>> Begin SUPPLIED MATERIAL

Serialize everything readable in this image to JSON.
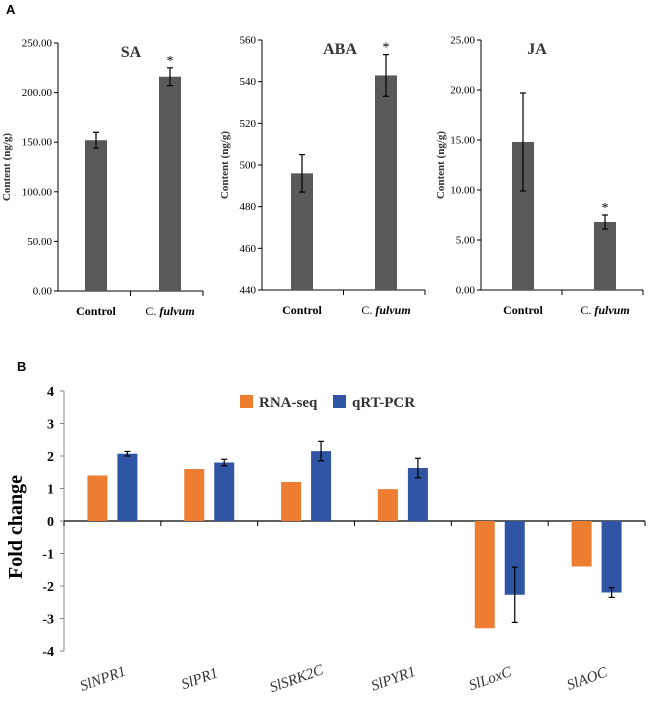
{
  "panels": {
    "a_label": "A",
    "b_label": "B"
  },
  "chart_data": [
    {
      "type": "bar",
      "title": "SA",
      "ylabel": "Content (ng/g)",
      "xlabel": "",
      "categories": [
        "Control",
        "C. fulvum"
      ],
      "values": [
        152,
        216
      ],
      "errors": [
        8,
        9
      ],
      "significance": [
        "",
        "*"
      ],
      "ylim": [
        0,
        250
      ],
      "yticks": [
        0,
        50,
        100,
        150,
        200,
        250
      ],
      "ytick_labels": [
        "0.00",
        "50.00",
        "100.00",
        "150.00",
        "200.00",
        "250.00"
      ],
      "bar_color": "#595959"
    },
    {
      "type": "bar",
      "title": "ABA",
      "ylabel": "Content (ng/g)",
      "xlabel": "",
      "categories": [
        "Control",
        "C. fulvum"
      ],
      "values": [
        496,
        543
      ],
      "errors": [
        9,
        10
      ],
      "significance": [
        "",
        "*"
      ],
      "ylim": [
        440,
        560
      ],
      "yticks": [
        440,
        460,
        480,
        500,
        520,
        540,
        560
      ],
      "ytick_labels": [
        "440",
        "460",
        "480",
        "500",
        "520",
        "540",
        "560"
      ],
      "bar_color": "#595959"
    },
    {
      "type": "bar",
      "title": "JA",
      "ylabel": "Content (ng/g)",
      "xlabel": "",
      "categories": [
        "Control",
        "C. fulvum"
      ],
      "values": [
        14.8,
        6.8
      ],
      "errors": [
        4.9,
        0.7
      ],
      "significance": [
        "",
        "*"
      ],
      "ylim": [
        0,
        25
      ],
      "yticks": [
        0,
        5,
        10,
        15,
        20,
        25
      ],
      "ytick_labels": [
        "0.00",
        "5.00",
        "10.00",
        "15.00",
        "20.00",
        "25.00"
      ],
      "bar_color": "#595959"
    },
    {
      "type": "bar",
      "title": "",
      "ylabel": "Fold change",
      "xlabel": "",
      "categories": [
        "SlNPR1",
        "SlPR1",
        "SlSRK2C",
        "SlPYR1",
        "SlLoxC",
        "SlAOC"
      ],
      "series": [
        {
          "name": "RNA-seq",
          "color": "#ED7D31",
          "values": [
            1.4,
            1.6,
            1.2,
            0.98,
            -3.3,
            -1.4
          ],
          "errors": [
            0,
            0,
            0,
            0,
            0,
            0
          ]
        },
        {
          "name": "qRT-PCR",
          "color": "#2F55A4",
          "values": [
            2.07,
            1.8,
            2.15,
            1.63,
            -2.27,
            -2.2
          ],
          "errors": [
            0.07,
            0.1,
            0.3,
            0.3,
            0.85,
            0.15
          ]
        }
      ],
      "ylim": [
        -4,
        4
      ],
      "yticks": [
        -4,
        -3,
        -2,
        -1,
        0,
        1,
        2,
        3,
        4
      ],
      "ytick_labels": [
        "-4",
        "-3",
        "-2",
        "-1",
        "0",
        "1",
        "2",
        "3",
        "4"
      ],
      "legend_position": "top"
    }
  ]
}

>> End SUPPLIED MATERIAL

▸ **THE PROBLEM**: Write the records above out again exactly, with no pictures in your copy.

▸ **FINAL ANSWER**:
Serialize everything readable in this image to JSON.
{
  "panels": {
    "a_label": "A",
    "b_label": "B"
  },
  "chart_data": [
    {
      "type": "bar",
      "title": "SA",
      "ylabel": "Content (ng/g)",
      "xlabel": "",
      "categories": [
        "Control",
        "C. fulvum"
      ],
      "values": [
        152,
        216
      ],
      "errors": [
        8,
        9
      ],
      "significance": [
        "",
        "*"
      ],
      "ylim": [
        0,
        250
      ],
      "yticks": [
        0,
        50,
        100,
        150,
        200,
        250
      ],
      "ytick_labels": [
        "0.00",
        "50.00",
        "100.00",
        "150.00",
        "200.00",
        "250.00"
      ],
      "bar_color": "#595959"
    },
    {
      "type": "bar",
      "title": "ABA",
      "ylabel": "Content (ng/g)",
      "xlabel": "",
      "categories": [
        "Control",
        "C. fulvum"
      ],
      "values": [
        496,
        543
      ],
      "errors": [
        9,
        10
      ],
      "significance": [
        "",
        "*"
      ],
      "ylim": [
        440,
        560
      ],
      "yticks": [
        440,
        460,
        480,
        500,
        520,
        540,
        560
      ],
      "ytick_labels": [
        "440",
        "460",
        "480",
        "500",
        "520",
        "540",
        "560"
      ],
      "bar_color": "#595959"
    },
    {
      "type": "bar",
      "title": "JA",
      "ylabel": "Content (ng/g)",
      "xlabel": "",
      "categories": [
        "Control",
        "C. fulvum"
      ],
      "values": [
        14.8,
        6.8
      ],
      "errors": [
        4.9,
        0.7
      ],
      "significance": [
        "",
        "*"
      ],
      "ylim": [
        0,
        25
      ],
      "yticks": [
        0,
        5,
        10,
        15,
        20,
        25
      ],
      "ytick_labels": [
        "0.00",
        "5.00",
        "10.00",
        "15.00",
        "20.00",
        "25.00"
      ],
      "bar_color": "#595959"
    },
    {
      "type": "bar",
      "title": "",
      "ylabel": "Fold change",
      "xlabel": "",
      "categories": [
        "SlNPR1",
        "SlPR1",
        "SlSRK2C",
        "SlPYR1",
        "SlLoxC",
        "SlAOC"
      ],
      "series": [
        {
          "name": "RNA-seq",
          "color": "#ED7D31",
          "values": [
            1.4,
            1.6,
            1.2,
            0.98,
            -3.3,
            -1.4
          ],
          "errors": [
            0,
            0,
            0,
            0,
            0,
            0
          ]
        },
        {
          "name": "qRT-PCR",
          "color": "#2F55A4",
          "values": [
            2.07,
            1.8,
            2.15,
            1.63,
            -2.27,
            -2.2
          ],
          "errors": [
            0.07,
            0.1,
            0.3,
            0.3,
            0.85,
            0.15
          ]
        }
      ],
      "ylim": [
        -4,
        4
      ],
      "yticks": [
        -4,
        -3,
        -2,
        -1,
        0,
        1,
        2,
        3,
        4
      ],
      "ytick_labels": [
        "-4",
        "-3",
        "-2",
        "-1",
        "0",
        "1",
        "2",
        "3",
        "4"
      ],
      "legend_position": "top"
    }
  ]
}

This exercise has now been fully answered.